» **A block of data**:
+ + +

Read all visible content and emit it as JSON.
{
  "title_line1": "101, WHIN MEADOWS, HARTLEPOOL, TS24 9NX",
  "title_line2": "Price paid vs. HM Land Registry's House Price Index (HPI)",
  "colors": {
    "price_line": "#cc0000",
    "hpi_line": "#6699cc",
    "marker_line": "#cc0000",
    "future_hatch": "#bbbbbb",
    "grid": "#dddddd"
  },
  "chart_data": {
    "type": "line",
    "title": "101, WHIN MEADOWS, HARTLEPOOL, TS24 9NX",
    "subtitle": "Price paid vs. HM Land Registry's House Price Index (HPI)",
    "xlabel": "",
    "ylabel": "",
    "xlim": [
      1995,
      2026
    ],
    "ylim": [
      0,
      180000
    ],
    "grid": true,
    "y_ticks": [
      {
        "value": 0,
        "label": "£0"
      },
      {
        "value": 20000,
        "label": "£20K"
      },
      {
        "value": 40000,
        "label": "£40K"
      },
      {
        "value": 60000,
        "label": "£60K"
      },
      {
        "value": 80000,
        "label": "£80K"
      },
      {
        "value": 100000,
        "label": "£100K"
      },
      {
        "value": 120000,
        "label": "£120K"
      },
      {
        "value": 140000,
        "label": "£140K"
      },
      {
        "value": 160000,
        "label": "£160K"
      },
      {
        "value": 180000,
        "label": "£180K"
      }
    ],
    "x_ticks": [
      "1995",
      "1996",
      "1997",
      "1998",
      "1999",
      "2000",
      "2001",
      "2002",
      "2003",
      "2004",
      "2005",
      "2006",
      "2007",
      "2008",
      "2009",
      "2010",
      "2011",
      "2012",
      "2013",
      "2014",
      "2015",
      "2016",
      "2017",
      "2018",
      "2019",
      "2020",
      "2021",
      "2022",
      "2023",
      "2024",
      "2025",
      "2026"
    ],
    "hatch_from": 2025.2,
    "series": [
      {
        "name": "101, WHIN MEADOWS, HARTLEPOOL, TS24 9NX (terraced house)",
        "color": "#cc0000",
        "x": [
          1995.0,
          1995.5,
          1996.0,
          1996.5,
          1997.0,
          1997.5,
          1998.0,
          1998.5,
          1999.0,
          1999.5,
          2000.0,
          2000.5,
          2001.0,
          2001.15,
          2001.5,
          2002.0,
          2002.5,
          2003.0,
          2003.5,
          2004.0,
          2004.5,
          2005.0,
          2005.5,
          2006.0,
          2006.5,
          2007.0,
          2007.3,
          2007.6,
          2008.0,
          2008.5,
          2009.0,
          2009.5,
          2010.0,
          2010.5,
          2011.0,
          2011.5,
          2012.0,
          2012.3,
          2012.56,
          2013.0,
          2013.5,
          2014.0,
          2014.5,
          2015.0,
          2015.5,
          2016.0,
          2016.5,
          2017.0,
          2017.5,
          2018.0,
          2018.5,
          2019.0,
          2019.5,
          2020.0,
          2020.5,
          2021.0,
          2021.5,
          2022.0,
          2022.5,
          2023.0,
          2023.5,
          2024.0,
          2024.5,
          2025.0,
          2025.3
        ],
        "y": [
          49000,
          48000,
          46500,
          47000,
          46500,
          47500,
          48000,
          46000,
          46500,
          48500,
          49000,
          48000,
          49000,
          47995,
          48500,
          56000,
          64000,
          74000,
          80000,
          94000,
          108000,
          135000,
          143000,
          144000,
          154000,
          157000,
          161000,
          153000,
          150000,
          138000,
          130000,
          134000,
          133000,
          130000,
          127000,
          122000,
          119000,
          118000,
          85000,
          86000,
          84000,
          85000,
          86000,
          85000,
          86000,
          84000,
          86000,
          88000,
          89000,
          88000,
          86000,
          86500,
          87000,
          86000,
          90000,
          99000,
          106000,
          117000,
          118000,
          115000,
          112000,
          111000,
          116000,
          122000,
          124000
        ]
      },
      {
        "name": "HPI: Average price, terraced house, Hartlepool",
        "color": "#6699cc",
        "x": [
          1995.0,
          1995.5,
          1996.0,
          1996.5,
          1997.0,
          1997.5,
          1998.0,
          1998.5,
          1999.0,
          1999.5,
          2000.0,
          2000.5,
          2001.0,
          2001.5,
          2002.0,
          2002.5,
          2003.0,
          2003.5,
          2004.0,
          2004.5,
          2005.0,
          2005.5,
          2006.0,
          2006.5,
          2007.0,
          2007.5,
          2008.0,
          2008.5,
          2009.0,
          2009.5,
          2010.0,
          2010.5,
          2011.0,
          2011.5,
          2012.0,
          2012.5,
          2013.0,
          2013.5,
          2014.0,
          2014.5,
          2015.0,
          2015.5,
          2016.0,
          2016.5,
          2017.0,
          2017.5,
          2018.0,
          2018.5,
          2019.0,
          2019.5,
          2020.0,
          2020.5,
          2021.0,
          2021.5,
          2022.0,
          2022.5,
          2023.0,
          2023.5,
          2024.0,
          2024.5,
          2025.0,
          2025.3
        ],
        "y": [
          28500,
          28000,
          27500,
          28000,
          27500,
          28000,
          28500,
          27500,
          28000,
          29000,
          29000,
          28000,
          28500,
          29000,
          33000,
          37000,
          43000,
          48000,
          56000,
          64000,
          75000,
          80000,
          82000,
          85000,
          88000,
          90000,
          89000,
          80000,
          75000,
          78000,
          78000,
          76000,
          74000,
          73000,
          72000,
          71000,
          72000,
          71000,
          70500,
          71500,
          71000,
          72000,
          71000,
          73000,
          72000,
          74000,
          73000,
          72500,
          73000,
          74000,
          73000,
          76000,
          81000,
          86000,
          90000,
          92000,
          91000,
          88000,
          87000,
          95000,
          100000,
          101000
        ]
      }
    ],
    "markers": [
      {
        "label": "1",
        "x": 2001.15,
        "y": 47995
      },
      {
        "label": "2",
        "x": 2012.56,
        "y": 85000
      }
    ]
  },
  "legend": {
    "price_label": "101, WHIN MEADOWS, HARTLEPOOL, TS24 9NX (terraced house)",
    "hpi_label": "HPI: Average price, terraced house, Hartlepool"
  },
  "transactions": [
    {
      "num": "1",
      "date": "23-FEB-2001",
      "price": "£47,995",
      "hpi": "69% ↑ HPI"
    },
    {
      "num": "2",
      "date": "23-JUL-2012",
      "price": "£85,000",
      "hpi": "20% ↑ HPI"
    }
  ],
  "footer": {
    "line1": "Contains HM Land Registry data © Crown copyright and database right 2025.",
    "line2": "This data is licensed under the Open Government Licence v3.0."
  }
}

+ + +

» **EXERCISE BRIEF**: Type the whole listing again, unaltered.

» **REPLY TO THE TASK**:
Read all visible content and emit it as JSON.
{
  "title_line1": "101, WHIN MEADOWS, HARTLEPOOL, TS24 9NX",
  "title_line2": "Price paid vs. HM Land Registry's House Price Index (HPI)",
  "colors": {
    "price_line": "#cc0000",
    "hpi_line": "#6699cc",
    "marker_line": "#cc0000",
    "future_hatch": "#bbbbbb",
    "grid": "#dddddd"
  },
  "chart_data": {
    "type": "line",
    "title": "101, WHIN MEADOWS, HARTLEPOOL, TS24 9NX",
    "subtitle": "Price paid vs. HM Land Registry's House Price Index (HPI)",
    "xlabel": "",
    "ylabel": "",
    "xlim": [
      1995,
      2026
    ],
    "ylim": [
      0,
      180000
    ],
    "grid": true,
    "y_ticks": [
      {
        "value": 0,
        "label": "£0"
      },
      {
        "value": 20000,
        "label": "£20K"
      },
      {
        "value": 40000,
        "label": "£40K"
      },
      {
        "value": 60000,
        "label": "£60K"
      },
      {
        "value": 80000,
        "label": "£80K"
      },
      {
        "value": 100000,
        "label": "£100K"
      },
      {
        "value": 120000,
        "label": "£120K"
      },
      {
        "value": 140000,
        "label": "£140K"
      },
      {
        "value": 160000,
        "label": "£160K"
      },
      {
        "value": 180000,
        "label": "£180K"
      }
    ],
    "x_ticks": [
      "1995",
      "1996",
      "1997",
      "1998",
      "1999",
      "2000",
      "2001",
      "2002",
      "2003",
      "2004",
      "2005",
      "2006",
      "2007",
      "2008",
      "2009",
      "2010",
      "2011",
      "2012",
      "2013",
      "2014",
      "2015",
      "2016",
      "2017",
      "2018",
      "2019",
      "2020",
      "2021",
      "2022",
      "2023",
      "2024",
      "2025",
      "2026"
    ],
    "hatch_from": 2025.2,
    "series": [
      {
        "name": "101, WHIN MEADOWS, HARTLEPOOL, TS24 9NX (terraced house)",
        "color": "#cc0000",
        "x": [
          1995.0,
          1995.5,
          1996.0,
          1996.5,
          1997.0,
          1997.5,
          1998.0,
          1998.5,
          1999.0,
          1999.5,
          2000.0,
          2000.5,
          2001.0,
          2001.15,
          2001.5,
          2002.0,
          2002.5,
          2003.0,
          2003.5,
          2004.0,
          2004.5,
          2005.0,
          2005.5,
          2006.0,
          2006.5,
          2007.0,
          2007.3,
          2007.6,
          2008.0,
          2008.5,
          2009.0,
          2009.5,
          2010.0,
          2010.5,
          2011.0,
          2011.5,
          2012.0,
          2012.3,
          2012.56,
          2013.0,
          2013.5,
          2014.0,
          2014.5,
          2015.0,
          2015.5,
          2016.0,
          2016.5,
          2017.0,
          2017.5,
          2018.0,
          2018.5,
          2019.0,
          2019.5,
          2020.0,
          2020.5,
          2021.0,
          2021.5,
          2022.0,
          2022.5,
          2023.0,
          2023.5,
          2024.0,
          2024.5,
          2025.0,
          2025.3
        ],
        "y": [
          49000,
          48000,
          46500,
          47000,
          46500,
          47500,
          48000,
          46000,
          46500,
          48500,
          49000,
          48000,
          49000,
          47995,
          48500,
          56000,
          64000,
          74000,
          80000,
          94000,
          108000,
          135000,
          143000,
          144000,
          154000,
          157000,
          161000,
          153000,
          150000,
          138000,
          130000,
          134000,
          133000,
          130000,
          127000,
          122000,
          119000,
          118000,
          85000,
          86000,
          84000,
          85000,
          86000,
          85000,
          86000,
          84000,
          86000,
          88000,
          89000,
          88000,
          86000,
          86500,
          87000,
          86000,
          90000,
          99000,
          106000,
          117000,
          118000,
          115000,
          112000,
          111000,
          116000,
          122000,
          124000
        ]
      },
      {
        "name": "HPI: Average price, terraced house, Hartlepool",
        "color": "#6699cc",
        "x": [
          1995.0,
          1995.5,
          1996.0,
          1996.5,
          1997.0,
          1997.5,
          1998.0,
          1998.5,
          1999.0,
          1999.5,
          2000.0,
          2000.5,
          2001.0,
          2001.5,
          2002.0,
          2002.5,
          2003.0,
          2003.5,
          2004.0,
          2004.5,
          2005.0,
          2005.5,
          2006.0,
          2006.5,
          2007.0,
          2007.5,
          2008.0,
          2008.5,
          2009.0,
          2009.5,
          2010.0,
          2010.5,
          2011.0,
          2011.5,
          2012.0,
          2012.5,
          2013.0,
          2013.5,
          2014.0,
          2014.5,
          2015.0,
          2015.5,
          2016.0,
          2016.5,
          2017.0,
          2017.5,
          2018.0,
          2018.5,
          2019.0,
          2019.5,
          2020.0,
          2020.5,
          2021.0,
          2021.5,
          2022.0,
          2022.5,
          2023.0,
          2023.5,
          2024.0,
          2024.5,
          2025.0,
          2025.3
        ],
        "y": [
          28500,
          28000,
          27500,
          28000,
          27500,
          28000,
          28500,
          27500,
          28000,
          29000,
          29000,
          28000,
          28500,
          29000,
          33000,
          37000,
          43000,
          48000,
          56000,
          64000,
          75000,
          80000,
          82000,
          85000,
          88000,
          90000,
          89000,
          80000,
          75000,
          78000,
          78000,
          76000,
          74000,
          73000,
          72000,
          71000,
          72000,
          71000,
          70500,
          71500,
          71000,
          72000,
          71000,
          73000,
          72000,
          74000,
          73000,
          72500,
          73000,
          74000,
          73000,
          76000,
          81000,
          86000,
          90000,
          92000,
          91000,
          88000,
          87000,
          95000,
          100000,
          101000
        ]
      }
    ],
    "markers": [
      {
        "label": "1",
        "x": 2001.15,
        "y": 47995
      },
      {
        "label": "2",
        "x": 2012.56,
        "y": 85000
      }
    ]
  },
  "legend": {
    "price_label": "101, WHIN MEADOWS, HARTLEPOOL, TS24 9NX (terraced house)",
    "hpi_label": "HPI: Average price, terraced house, Hartlepool"
  },
  "transactions": [
    {
      "num": "1",
      "date": "23-FEB-2001",
      "price": "£47,995",
      "hpi": "69% ↑ HPI"
    },
    {
      "num": "2",
      "date": "23-JUL-2012",
      "price": "£85,000",
      "hpi": "20% ↑ HPI"
    }
  ],
  "footer": {
    "line1": "Contains HM Land Registry data © Crown copyright and database right 2025.",
    "line2": "This data is licensed under the Open Government Licence v3.0."
  }
}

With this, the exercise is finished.